(Figure contents as structured data)
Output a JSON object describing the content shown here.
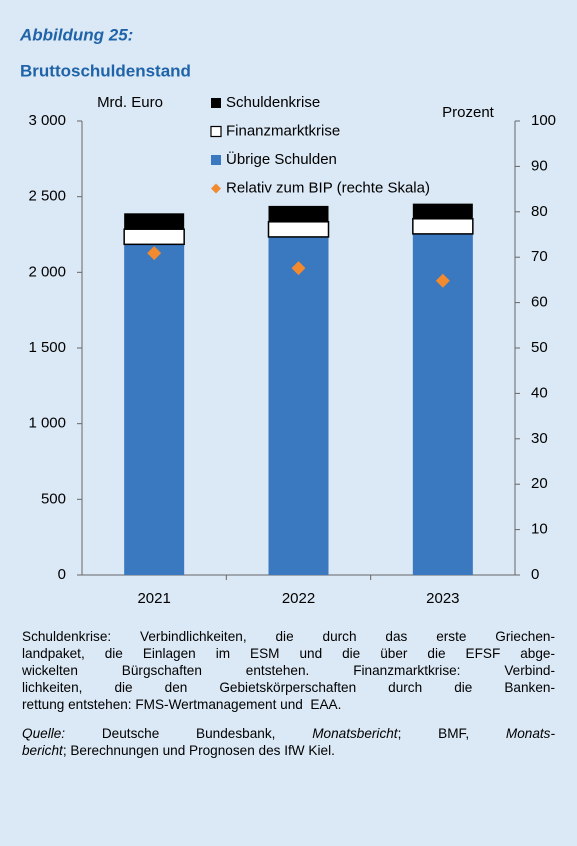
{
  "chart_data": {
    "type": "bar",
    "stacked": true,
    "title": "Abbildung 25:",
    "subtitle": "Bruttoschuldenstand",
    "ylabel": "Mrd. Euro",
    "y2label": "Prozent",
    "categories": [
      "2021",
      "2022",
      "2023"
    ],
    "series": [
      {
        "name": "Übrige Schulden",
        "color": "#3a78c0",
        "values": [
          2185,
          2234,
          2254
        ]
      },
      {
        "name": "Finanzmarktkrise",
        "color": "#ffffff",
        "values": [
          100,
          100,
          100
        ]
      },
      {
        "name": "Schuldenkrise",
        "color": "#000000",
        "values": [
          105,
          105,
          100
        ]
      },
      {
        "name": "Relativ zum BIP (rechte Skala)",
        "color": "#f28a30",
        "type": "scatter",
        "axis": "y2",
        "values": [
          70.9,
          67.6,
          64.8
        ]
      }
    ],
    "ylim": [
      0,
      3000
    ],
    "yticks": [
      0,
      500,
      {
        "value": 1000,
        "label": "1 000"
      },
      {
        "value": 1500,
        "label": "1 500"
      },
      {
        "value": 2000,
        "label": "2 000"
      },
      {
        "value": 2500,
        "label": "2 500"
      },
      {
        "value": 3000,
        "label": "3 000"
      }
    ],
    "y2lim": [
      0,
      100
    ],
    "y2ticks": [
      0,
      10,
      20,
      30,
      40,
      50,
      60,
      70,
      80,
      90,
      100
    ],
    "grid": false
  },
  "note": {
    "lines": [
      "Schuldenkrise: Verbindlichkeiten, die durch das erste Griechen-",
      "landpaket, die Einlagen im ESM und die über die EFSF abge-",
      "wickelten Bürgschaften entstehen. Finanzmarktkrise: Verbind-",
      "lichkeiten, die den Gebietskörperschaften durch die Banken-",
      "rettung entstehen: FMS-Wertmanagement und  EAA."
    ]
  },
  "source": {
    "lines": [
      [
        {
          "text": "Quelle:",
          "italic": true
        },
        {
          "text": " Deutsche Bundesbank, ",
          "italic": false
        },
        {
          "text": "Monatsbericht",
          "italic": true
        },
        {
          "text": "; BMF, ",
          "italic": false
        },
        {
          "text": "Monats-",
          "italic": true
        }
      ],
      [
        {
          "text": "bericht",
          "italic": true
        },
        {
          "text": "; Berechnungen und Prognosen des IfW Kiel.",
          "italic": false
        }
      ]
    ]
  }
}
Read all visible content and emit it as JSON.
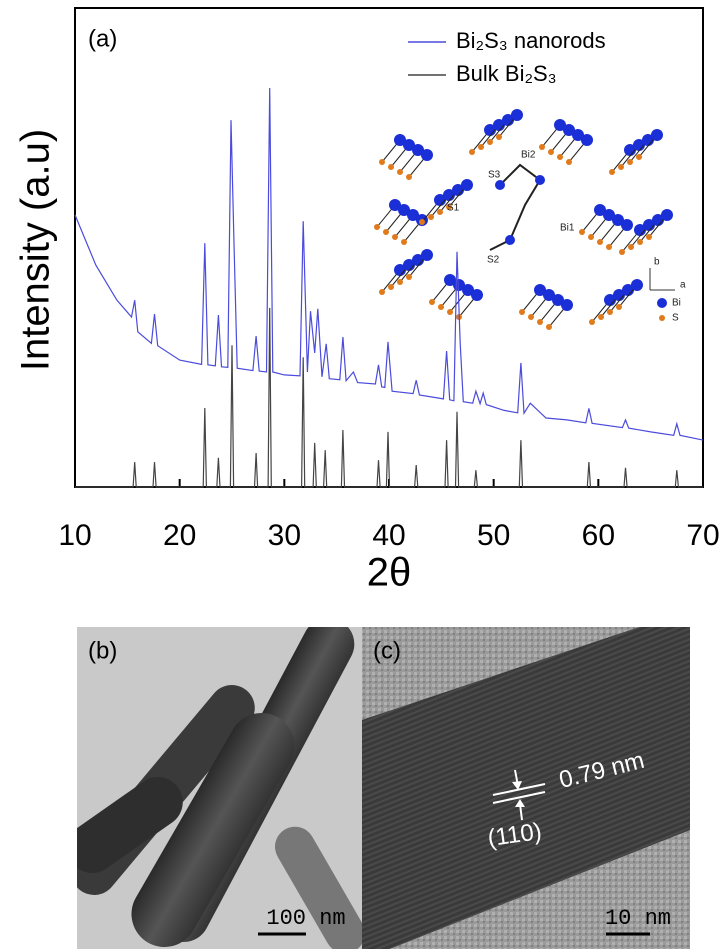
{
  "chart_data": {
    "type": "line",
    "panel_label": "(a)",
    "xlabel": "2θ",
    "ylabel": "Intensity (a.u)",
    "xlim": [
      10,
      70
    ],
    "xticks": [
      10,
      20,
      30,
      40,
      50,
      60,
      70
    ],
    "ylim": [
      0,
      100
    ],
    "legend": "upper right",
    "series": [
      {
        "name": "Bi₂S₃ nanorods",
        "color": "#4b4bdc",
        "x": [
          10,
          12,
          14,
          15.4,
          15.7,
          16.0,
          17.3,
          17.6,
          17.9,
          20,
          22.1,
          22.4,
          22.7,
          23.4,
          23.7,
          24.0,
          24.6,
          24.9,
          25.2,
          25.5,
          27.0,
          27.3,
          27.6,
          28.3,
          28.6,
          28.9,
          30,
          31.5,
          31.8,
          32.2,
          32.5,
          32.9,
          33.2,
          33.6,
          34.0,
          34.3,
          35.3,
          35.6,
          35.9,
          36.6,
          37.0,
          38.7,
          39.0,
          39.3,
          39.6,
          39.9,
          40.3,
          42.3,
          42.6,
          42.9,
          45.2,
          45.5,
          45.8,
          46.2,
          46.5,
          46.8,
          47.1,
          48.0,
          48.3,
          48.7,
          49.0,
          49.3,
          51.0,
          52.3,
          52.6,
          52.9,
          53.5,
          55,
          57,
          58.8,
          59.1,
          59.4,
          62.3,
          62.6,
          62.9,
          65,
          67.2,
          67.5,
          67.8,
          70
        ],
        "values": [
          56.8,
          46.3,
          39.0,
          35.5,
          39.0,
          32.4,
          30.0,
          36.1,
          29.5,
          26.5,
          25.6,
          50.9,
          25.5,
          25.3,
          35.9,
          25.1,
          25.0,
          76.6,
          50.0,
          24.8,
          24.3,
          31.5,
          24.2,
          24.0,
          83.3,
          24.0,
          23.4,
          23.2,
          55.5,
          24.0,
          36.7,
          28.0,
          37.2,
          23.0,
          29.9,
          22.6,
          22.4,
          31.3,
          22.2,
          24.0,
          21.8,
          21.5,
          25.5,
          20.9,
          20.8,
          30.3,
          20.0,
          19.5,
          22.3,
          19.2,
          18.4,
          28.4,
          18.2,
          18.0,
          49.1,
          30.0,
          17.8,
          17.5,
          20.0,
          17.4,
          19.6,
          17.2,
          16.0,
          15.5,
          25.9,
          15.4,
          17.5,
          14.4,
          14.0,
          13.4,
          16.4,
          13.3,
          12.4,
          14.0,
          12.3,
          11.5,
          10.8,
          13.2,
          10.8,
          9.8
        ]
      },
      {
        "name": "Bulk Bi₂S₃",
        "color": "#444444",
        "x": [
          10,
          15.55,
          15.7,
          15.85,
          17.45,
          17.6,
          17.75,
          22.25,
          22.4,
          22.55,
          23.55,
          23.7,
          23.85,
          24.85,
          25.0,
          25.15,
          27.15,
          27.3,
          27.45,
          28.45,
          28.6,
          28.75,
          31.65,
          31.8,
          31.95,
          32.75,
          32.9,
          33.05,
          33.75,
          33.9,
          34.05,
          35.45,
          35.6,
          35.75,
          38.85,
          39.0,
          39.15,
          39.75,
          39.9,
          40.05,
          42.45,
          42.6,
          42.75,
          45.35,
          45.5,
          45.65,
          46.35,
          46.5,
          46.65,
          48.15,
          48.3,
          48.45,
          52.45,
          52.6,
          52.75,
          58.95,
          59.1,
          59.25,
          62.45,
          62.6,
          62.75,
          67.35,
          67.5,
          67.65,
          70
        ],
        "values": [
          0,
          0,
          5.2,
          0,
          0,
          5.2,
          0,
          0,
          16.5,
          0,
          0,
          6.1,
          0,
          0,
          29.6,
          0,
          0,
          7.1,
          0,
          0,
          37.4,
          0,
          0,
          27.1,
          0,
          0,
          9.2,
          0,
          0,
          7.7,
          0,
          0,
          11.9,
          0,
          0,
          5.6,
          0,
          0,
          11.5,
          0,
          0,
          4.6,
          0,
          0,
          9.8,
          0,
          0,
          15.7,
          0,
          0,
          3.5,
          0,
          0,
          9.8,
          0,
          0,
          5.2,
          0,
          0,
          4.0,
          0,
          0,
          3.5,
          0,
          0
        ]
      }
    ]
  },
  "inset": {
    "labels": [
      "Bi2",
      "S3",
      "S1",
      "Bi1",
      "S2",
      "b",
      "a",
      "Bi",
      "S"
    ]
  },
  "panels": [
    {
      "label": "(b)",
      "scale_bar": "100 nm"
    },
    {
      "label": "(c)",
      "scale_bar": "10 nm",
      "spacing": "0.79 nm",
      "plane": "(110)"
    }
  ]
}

> [Stated problem] Copy out all the data without changing anything, and drop the pictures.

> [Response to the task]
Output a JSON object describing the content shown here.
{
  "chart_data": {
    "type": "bar",
    "stacked": true,
    "title": "Abbildung 25:",
    "subtitle": "Bruttoschuldenstand",
    "ylabel": "Mrd. Euro",
    "y2label": "Prozent",
    "categories": [
      "2021",
      "2022",
      "2023"
    ],
    "series": [
      {
        "name": "Übrige Schulden",
        "color": "#3a78c0",
        "values": [
          2185,
          2234,
          2254
        ]
      },
      {
        "name": "Finanzmarktkrise",
        "color": "#ffffff",
        "values": [
          100,
          100,
          100
        ]
      },
      {
        "name": "Schuldenkrise",
        "color": "#000000",
        "values": [
          105,
          105,
          100
        ]
      },
      {
        "name": "Relativ zum BIP (rechte Skala)",
        "color": "#f28a30",
        "type": "scatter",
        "axis": "y2",
        "values": [
          70.9,
          67.6,
          64.8
        ]
      }
    ],
    "ylim": [
      0,
      3000
    ],
    "yticks": [
      0,
      500,
      {
        "value": 1000,
        "label": "1 000"
      },
      {
        "value": 1500,
        "label": "1 500"
      },
      {
        "value": 2000,
        "label": "2 000"
      },
      {
        "value": 2500,
        "label": "2 500"
      },
      {
        "value": 3000,
        "label": "3 000"
      }
    ],
    "y2lim": [
      0,
      100
    ],
    "y2ticks": [
      0,
      10,
      20,
      30,
      40,
      50,
      60,
      70,
      80,
      90,
      100
    ],
    "grid": false
  },
  "note": {
    "lines": [
      "Schuldenkrise: Verbindlichkeiten, die durch das erste Griechen-",
      "landpaket, die Einlagen im ESM und die über die EFSF abge-",
      "wickelten Bürgschaften entstehen. Finanzmarktkrise: Verbind-",
      "lichkeiten, die den Gebietskörperschaften durch die Banken-",
      "rettung entstehen: FMS-Wertmanagement und  EAA."
    ]
  },
  "source": {
    "lines": [
      [
        {
          "text": "Quelle:",
          "italic": true
        },
        {
          "text": " Deutsche Bundesbank, ",
          "italic": false
        },
        {
          "text": "Monatsbericht",
          "italic": true
        },
        {
          "text": "; BMF, ",
          "italic": false
        },
        {
          "text": "Monats-",
          "italic": true
        }
      ],
      [
        {
          "text": "bericht",
          "italic": true
        },
        {
          "text": "; Berechnungen und Prognosen des IfW Kiel.",
          "italic": false
        }
      ]
    ]
  }
}
Read all visible content and emit it as JSON.
{
  "chart_data": {
    "type": "line",
    "panel_label": "(a)",
    "xlabel": "2θ",
    "ylabel": "Intensity (a.u)",
    "xlim": [
      10,
      70
    ],
    "xticks": [
      10,
      20,
      30,
      40,
      50,
      60,
      70
    ],
    "ylim": [
      0,
      100
    ],
    "legend": "upper right",
    "series": [
      {
        "name": "Bi₂S₃ nanorods",
        "color": "#4b4bdc",
        "x": [
          10,
          12,
          14,
          15.4,
          15.7,
          16.0,
          17.3,
          17.6,
          17.9,
          20,
          22.1,
          22.4,
          22.7,
          23.4,
          23.7,
          24.0,
          24.6,
          24.9,
          25.2,
          25.5,
          27.0,
          27.3,
          27.6,
          28.3,
          28.6,
          28.9,
          30,
          31.5,
          31.8,
          32.2,
          32.5,
          32.9,
          33.2,
          33.6,
          34.0,
          34.3,
          35.3,
          35.6,
          35.9,
          36.6,
          37.0,
          38.7,
          39.0,
          39.3,
          39.6,
          39.9,
          40.3,
          42.3,
          42.6,
          42.9,
          45.2,
          45.5,
          45.8,
          46.2,
          46.5,
          46.8,
          47.1,
          48.0,
          48.3,
          48.7,
          49.0,
          49.3,
          51.0,
          52.3,
          52.6,
          52.9,
          53.5,
          55,
          57,
          58.8,
          59.1,
          59.4,
          62.3,
          62.6,
          62.9,
          65,
          67.2,
          67.5,
          67.8,
          70
        ],
        "values": [
          56.8,
          46.3,
          39.0,
          35.5,
          39.0,
          32.4,
          30.0,
          36.1,
          29.5,
          26.5,
          25.6,
          50.9,
          25.5,
          25.3,
          35.9,
          25.1,
          25.0,
          76.6,
          50.0,
          24.8,
          24.3,
          31.5,
          24.2,
          24.0,
          83.3,
          24.0,
          23.4,
          23.2,
          55.5,
          24.0,
          36.7,
          28.0,
          37.2,
          23.0,
          29.9,
          22.6,
          22.4,
          31.3,
          22.2,
          24.0,
          21.8,
          21.5,
          25.5,
          20.9,
          20.8,
          30.3,
          20.0,
          19.5,
          22.3,
          19.2,
          18.4,
          28.4,
          18.2,
          18.0,
          49.1,
          30.0,
          17.8,
          17.5,
          20.0,
          17.4,
          19.6,
          17.2,
          16.0,
          15.5,
          25.9,
          15.4,
          17.5,
          14.4,
          14.0,
          13.4,
          16.4,
          13.3,
          12.4,
          14.0,
          12.3,
          11.5,
          10.8,
          13.2,
          10.8,
          9.8
        ]
      },
      {
        "name": "Bulk Bi₂S₃",
        "color": "#444444",
        "x": [
          10,
          15.55,
          15.7,
          15.85,
          17.45,
          17.6,
          17.75,
          22.25,
          22.4,
          22.55,
          23.55,
          23.7,
          23.85,
          24.85,
          25.0,
          25.15,
          27.15,
          27.3,
          27.45,
          28.45,
          28.6,
          28.75,
          31.65,
          31.8,
          31.95,
          32.75,
          32.9,
          33.05,
          33.75,
          33.9,
          34.05,
          35.45,
          35.6,
          35.75,
          38.85,
          39.0,
          39.15,
          39.75,
          39.9,
          40.05,
          42.45,
          42.6,
          42.75,
          45.35,
          45.5,
          45.65,
          46.35,
          46.5,
          46.65,
          48.15,
          48.3,
          48.45,
          52.45,
          52.6,
          52.75,
          58.95,
          59.1,
          59.25,
          62.45,
          62.6,
          62.75,
          67.35,
          67.5,
          67.65,
          70
        ],
        "values": [
          0,
          0,
          5.2,
          0,
          0,
          5.2,
          0,
          0,
          16.5,
          0,
          0,
          6.1,
          0,
          0,
          29.6,
          0,
          0,
          7.1,
          0,
          0,
          37.4,
          0,
          0,
          27.1,
          0,
          0,
          9.2,
          0,
          0,
          7.7,
          0,
          0,
          11.9,
          0,
          0,
          5.6,
          0,
          0,
          11.5,
          0,
          0,
          4.6,
          0,
          0,
          9.8,
          0,
          0,
          15.7,
          0,
          0,
          3.5,
          0,
          0,
          9.8,
          0,
          0,
          5.2,
          0,
          0,
          4.0,
          0,
          0,
          3.5,
          0,
          0
        ]
      }
    ]
  },
  "inset": {
    "labels": [
      "Bi2",
      "S3",
      "S1",
      "Bi1",
      "S2",
      "b",
      "a",
      "Bi",
      "S"
    ]
  },
  "panels": [
    {
      "label": "(b)",
      "scale_bar": "100 nm"
    },
    {
      "label": "(c)",
      "scale_bar": "10 nm",
      "spacing": "0.79 nm",
      "plane": "(110)"
    }
  ]
}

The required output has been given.